## Written task
Extract every entry word for word.

━━ Task material ━━

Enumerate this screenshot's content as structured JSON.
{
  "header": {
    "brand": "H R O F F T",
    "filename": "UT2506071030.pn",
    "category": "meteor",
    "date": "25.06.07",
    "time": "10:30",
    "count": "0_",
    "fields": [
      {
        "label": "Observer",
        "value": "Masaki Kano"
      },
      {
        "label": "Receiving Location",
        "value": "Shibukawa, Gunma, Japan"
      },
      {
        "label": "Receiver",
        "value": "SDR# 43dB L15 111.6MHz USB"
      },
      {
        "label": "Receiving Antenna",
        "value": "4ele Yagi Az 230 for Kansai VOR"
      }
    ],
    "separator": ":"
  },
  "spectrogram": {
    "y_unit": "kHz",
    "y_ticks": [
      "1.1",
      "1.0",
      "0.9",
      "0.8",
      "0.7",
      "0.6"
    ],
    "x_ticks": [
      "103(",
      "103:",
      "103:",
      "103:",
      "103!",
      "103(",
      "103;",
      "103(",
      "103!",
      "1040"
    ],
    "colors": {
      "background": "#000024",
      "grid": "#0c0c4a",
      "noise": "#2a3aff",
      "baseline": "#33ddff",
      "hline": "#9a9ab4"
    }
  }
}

━━━

## Task result
Enumerate this screenshot's content as structured JSON.
{
  "header": {
    "brand": "H R O F F T",
    "filename": "UT2506071030.pn",
    "category": "meteor",
    "date": "25.06.07",
    "time": "10:30",
    "count": "0_",
    "fields": [
      {
        "label": "Observer",
        "value": "Masaki Kano"
      },
      {
        "label": "Receiving Location",
        "value": "Shibukawa, Gunma, Japan"
      },
      {
        "label": "Receiver",
        "value": "SDR# 43dB L15 111.6MHz USB"
      },
      {
        "label": "Receiving Antenna",
        "value": "4ele Yagi Az 230 for Kansai VOR"
      }
    ],
    "separator": ":"
  },
  "spectrogram": {
    "y_unit": "kHz",
    "y_ticks": [
      "1.1",
      "1.0",
      "0.9",
      "0.8",
      "0.7",
      "0.6"
    ],
    "x_ticks": [
      "103(",
      "103:",
      "103:",
      "103:",
      "103!",
      "103(",
      "103;",
      "103(",
      "103!",
      "1040"
    ],
    "colors": {
      "background": "#000024",
      "grid": "#0c0c4a",
      "noise": "#2a3aff",
      "baseline": "#33ddff",
      "hline": "#9a9ab4"
    }
  }
}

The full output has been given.